WHAT TO DO -
Review the listing and copy each line that holds the word "uchun".
## START PROVIDED ENTRIES
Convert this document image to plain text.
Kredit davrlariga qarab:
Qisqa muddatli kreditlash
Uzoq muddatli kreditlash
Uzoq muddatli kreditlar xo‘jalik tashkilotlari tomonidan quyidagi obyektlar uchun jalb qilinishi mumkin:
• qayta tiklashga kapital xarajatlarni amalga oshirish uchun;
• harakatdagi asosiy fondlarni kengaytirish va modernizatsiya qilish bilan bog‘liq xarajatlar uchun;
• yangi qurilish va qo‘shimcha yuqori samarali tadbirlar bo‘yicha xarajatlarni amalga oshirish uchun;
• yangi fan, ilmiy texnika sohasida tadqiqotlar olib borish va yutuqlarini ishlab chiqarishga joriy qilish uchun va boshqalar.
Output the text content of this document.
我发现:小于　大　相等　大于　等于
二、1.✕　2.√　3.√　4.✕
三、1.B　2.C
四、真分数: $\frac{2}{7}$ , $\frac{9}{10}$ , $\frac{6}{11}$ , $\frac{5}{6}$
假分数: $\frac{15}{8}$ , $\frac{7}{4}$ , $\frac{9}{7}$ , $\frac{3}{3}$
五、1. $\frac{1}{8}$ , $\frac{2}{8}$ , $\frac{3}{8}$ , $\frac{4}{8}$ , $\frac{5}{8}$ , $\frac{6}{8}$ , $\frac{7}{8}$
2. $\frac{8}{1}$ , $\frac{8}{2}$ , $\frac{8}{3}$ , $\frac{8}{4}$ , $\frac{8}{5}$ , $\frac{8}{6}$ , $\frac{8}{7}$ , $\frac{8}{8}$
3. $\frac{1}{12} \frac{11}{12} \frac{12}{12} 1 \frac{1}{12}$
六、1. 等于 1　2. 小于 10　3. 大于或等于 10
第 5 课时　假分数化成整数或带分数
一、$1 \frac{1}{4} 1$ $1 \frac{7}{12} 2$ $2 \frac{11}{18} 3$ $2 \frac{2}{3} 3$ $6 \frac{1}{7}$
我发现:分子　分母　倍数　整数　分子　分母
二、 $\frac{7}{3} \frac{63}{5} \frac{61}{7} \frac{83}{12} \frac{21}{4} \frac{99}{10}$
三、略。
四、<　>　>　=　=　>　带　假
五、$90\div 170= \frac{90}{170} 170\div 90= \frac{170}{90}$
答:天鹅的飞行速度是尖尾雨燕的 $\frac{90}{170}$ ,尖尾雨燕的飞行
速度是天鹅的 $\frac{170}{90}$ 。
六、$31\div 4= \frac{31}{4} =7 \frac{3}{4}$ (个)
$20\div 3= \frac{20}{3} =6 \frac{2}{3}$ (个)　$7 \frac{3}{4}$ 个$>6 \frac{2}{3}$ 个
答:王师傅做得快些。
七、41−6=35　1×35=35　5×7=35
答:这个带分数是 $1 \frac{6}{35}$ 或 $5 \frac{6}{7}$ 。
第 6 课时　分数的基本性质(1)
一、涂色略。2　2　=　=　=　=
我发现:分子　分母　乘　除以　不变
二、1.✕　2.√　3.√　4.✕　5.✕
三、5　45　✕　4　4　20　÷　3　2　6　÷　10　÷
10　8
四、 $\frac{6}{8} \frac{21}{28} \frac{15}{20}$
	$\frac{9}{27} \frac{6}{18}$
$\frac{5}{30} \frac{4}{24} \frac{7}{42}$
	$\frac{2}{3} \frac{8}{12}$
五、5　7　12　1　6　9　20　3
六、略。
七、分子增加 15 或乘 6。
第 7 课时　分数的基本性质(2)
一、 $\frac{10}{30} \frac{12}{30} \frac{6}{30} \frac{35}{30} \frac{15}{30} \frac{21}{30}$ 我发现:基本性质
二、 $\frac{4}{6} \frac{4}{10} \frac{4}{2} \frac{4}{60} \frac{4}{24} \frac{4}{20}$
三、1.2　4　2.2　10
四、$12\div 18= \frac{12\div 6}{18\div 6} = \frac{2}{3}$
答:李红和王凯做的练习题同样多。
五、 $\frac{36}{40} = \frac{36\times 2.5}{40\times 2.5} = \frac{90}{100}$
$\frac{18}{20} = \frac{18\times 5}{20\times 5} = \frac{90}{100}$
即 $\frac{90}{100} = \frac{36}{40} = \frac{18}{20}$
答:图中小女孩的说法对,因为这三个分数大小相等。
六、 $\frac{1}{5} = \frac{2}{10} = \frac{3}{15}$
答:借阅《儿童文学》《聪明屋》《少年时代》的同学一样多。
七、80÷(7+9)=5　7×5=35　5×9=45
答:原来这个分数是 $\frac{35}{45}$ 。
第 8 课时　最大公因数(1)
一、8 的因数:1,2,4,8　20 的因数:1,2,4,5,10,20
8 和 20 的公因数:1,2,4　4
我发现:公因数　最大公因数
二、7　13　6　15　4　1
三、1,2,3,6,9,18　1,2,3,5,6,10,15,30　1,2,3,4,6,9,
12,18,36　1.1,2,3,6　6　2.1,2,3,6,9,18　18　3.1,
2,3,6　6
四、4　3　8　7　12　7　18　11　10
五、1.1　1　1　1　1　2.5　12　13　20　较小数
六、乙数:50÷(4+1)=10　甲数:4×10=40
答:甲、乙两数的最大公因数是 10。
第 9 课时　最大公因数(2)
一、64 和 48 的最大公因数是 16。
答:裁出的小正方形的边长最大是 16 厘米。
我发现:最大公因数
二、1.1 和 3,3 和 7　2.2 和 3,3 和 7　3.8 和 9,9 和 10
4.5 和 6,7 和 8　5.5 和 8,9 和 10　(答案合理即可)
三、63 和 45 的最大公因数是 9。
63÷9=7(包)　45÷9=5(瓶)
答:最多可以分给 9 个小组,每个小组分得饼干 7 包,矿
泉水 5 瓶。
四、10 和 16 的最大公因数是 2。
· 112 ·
## END PROVIDED ENTRIES
ANSWER TO THE TASK -
Uzoq muddatli kreditlar xo‘jalik tashkilotlari tomonidan quyidagi obyektlar uchun jalb qilinishi mumkin:
• qayta tiklashga kapital xarajatlarni amalga oshirish uchun;
• harakatdagi asosiy fondlarni kengaytirish va modernizatsiya qilish bilan bog‘liq xarajatlar uchun;
• yangi qurilish va qo‘shimcha yuqori samarali tadbirlar bo‘yicha xarajatlarni amalga oshirish uchun;
• yangi fan, ilmiy texnika sohasida tadqiqotlar olib borish va yutuqlarini ishlab chiqarishga joriy qilish uchun va boshqalar.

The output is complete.